[Dataset items]
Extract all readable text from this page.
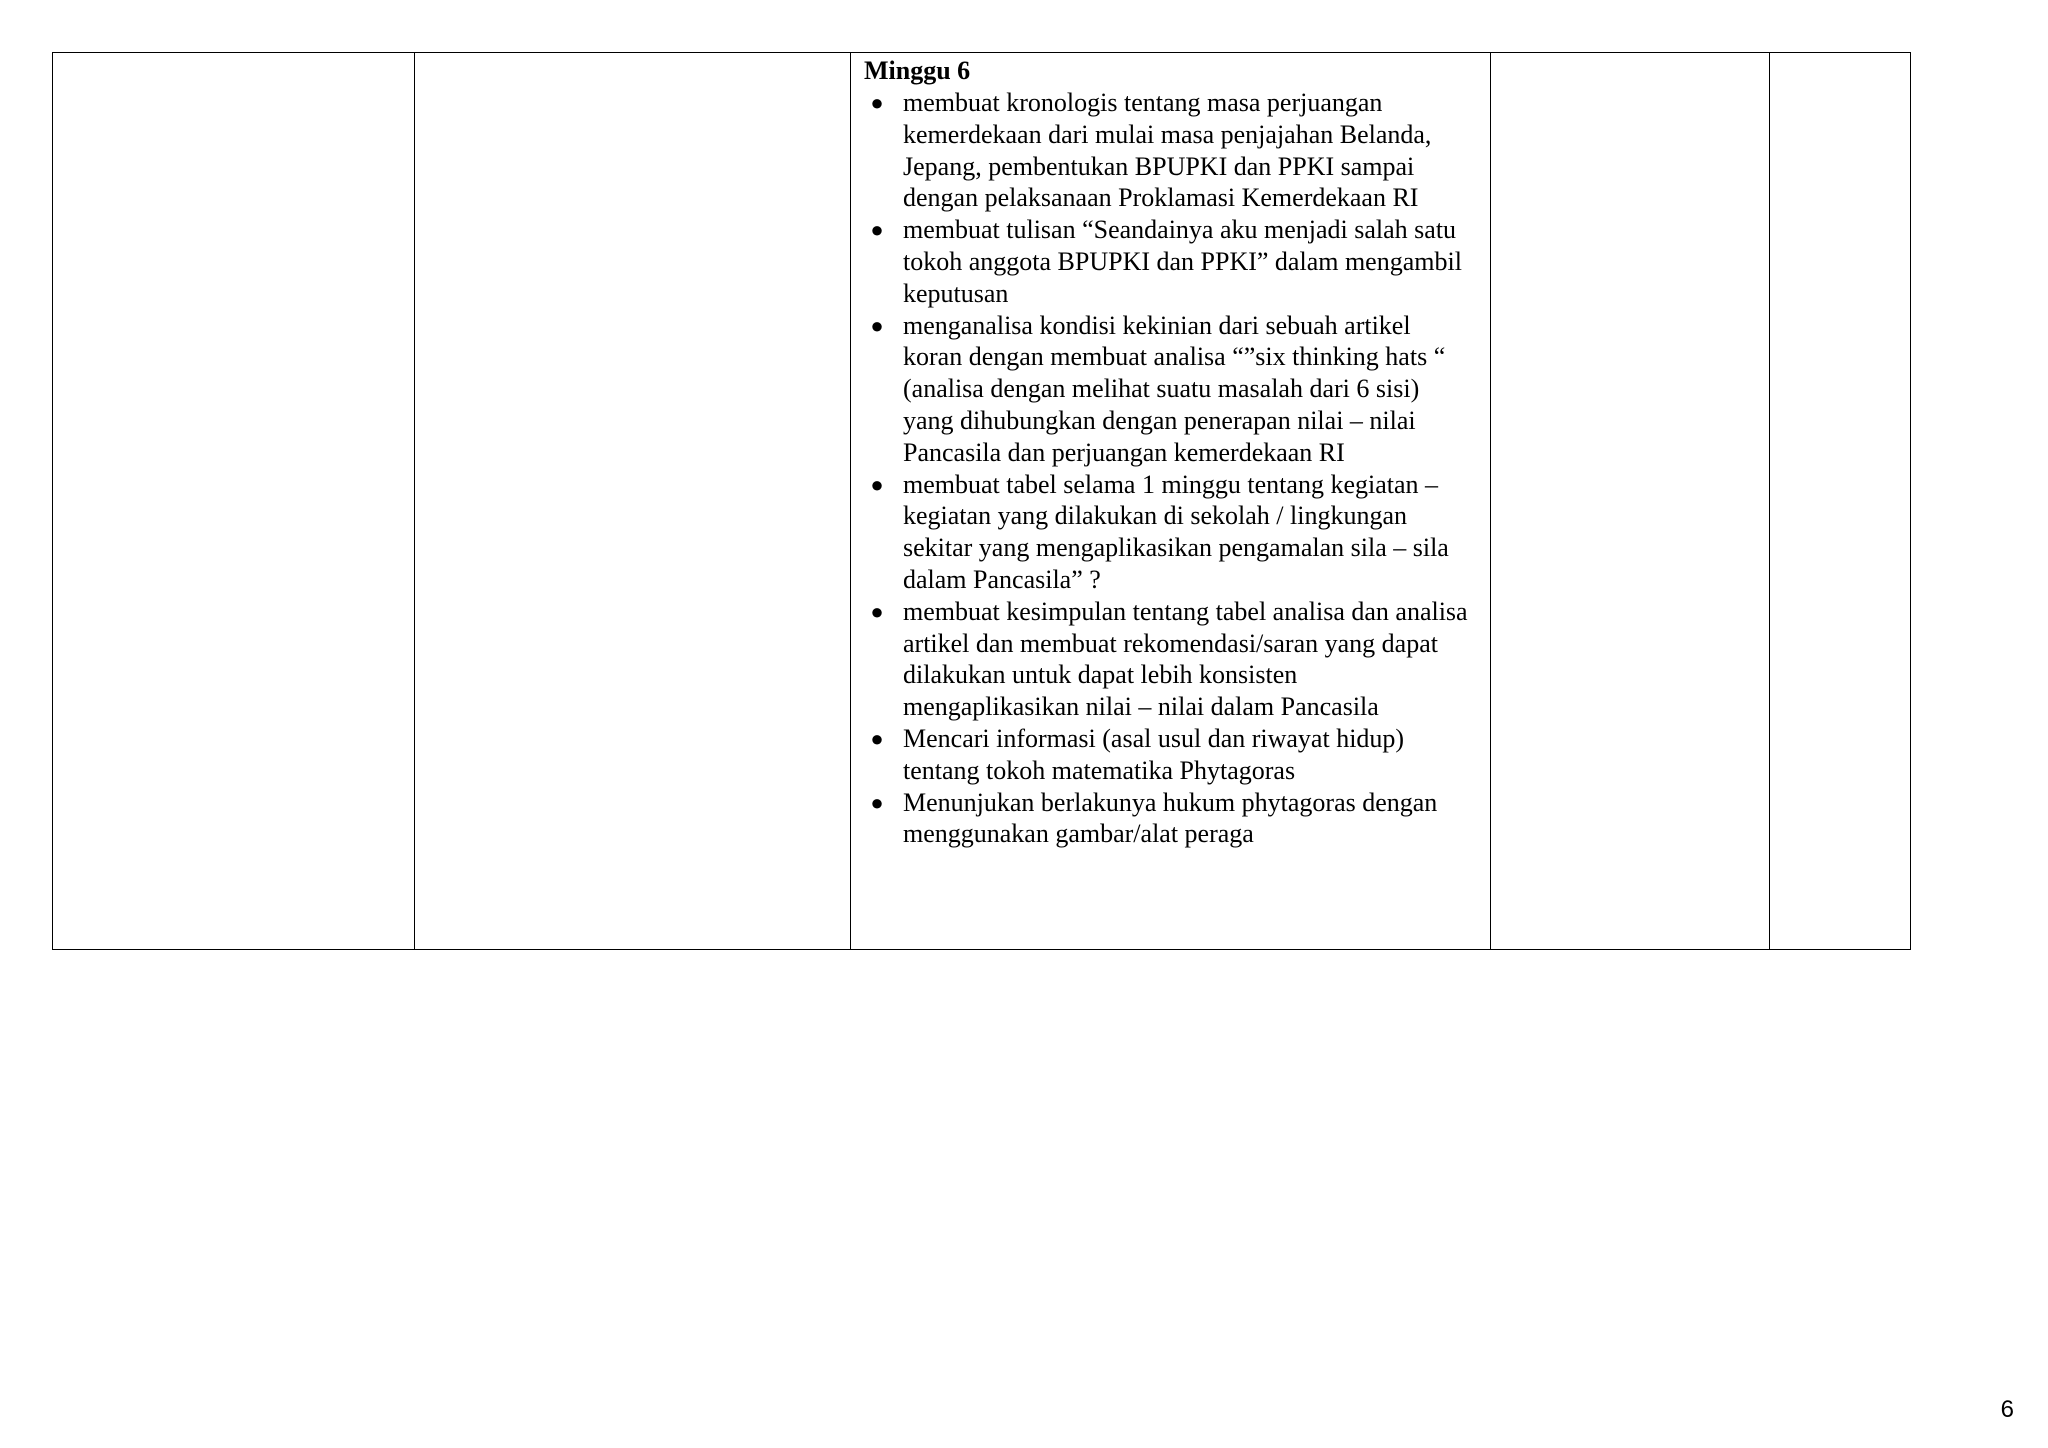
Minggu 6

● membuat kronologis tentang masa perjuangan kemerdekaan dari mulai masa penjajahan Belanda, Jepang, pembentukan BPUPKI dan PPKI sampai dengan pelaksanaan Proklamasi Kemerdekaan RI
● membuat tulisan “Seandainya aku menjadi salah satu tokoh anggota BPUPKI dan PPKI” dalam mengambil keputusan
● menganalisa kondisi kekinian dari sebuah artikel koran dengan membuat analisa “”six thinking hats “ (analisa dengan melihat suatu masalah dari 6 sisi) yang dihubungkan dengan penerapan nilai – nilai Pancasila dan perjuangan kemerdekaan RI
● membuat tabel selama 1 minggu tentang kegiatan – kegiatan yang dilakukan di sekolah / lingkungan sekitar yang mengaplikasikan pengamalan sila – sila dalam Pancasila” ?
● membuat kesimpulan tentang tabel analisa dan analisa artikel dan membuat rekomendasi/saran yang dapat dilakukan untuk dapat lebih konsisten mengaplikasikan nilai – nilai dalam Pancasila
● Mencari informasi (asal usul dan riwayat hidup) tentang tokoh matematika Phytagoras
● Menunjukan berlakunya hukum phytagoras dengan menggunakan gambar/alat peraga

6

> What is needed
Your copy should hold every record word for word and none of the pictures.

> Task answer
Extract all readable text from this page.
Minggu 6

● membuat kronologis tentang masa perjuangan kemerdekaan dari mulai masa penjajahan Belanda, Jepang, pembentukan BPUPKI dan PPKI sampai dengan pelaksanaan Proklamasi Kemerdekaan RI
● membuat tulisan “Seandainya aku menjadi salah satu tokoh anggota BPUPKI dan PPKI” dalam mengambil keputusan
● menganalisa kondisi kekinian dari sebuah artikel koran dengan membuat analisa “”six thinking hats “ (analisa dengan melihat suatu masalah dari 6 sisi) yang dihubungkan dengan penerapan nilai – nilai Pancasila dan perjuangan kemerdekaan RI
● membuat tabel selama 1 minggu tentang kegiatan – kegiatan yang dilakukan di sekolah / lingkungan sekitar yang mengaplikasikan pengamalan sila – sila dalam Pancasila” ?
● membuat kesimpulan tentang tabel analisa dan analisa artikel dan membuat rekomendasi/saran yang dapat dilakukan untuk dapat lebih konsisten mengaplikasikan nilai – nilai dalam Pancasila
● Mencari informasi (asal usul dan riwayat hidup) tentang tokoh matematika Phytagoras
● Menunjukan berlakunya hukum phytagoras dengan menggunakan gambar/alat peraga

6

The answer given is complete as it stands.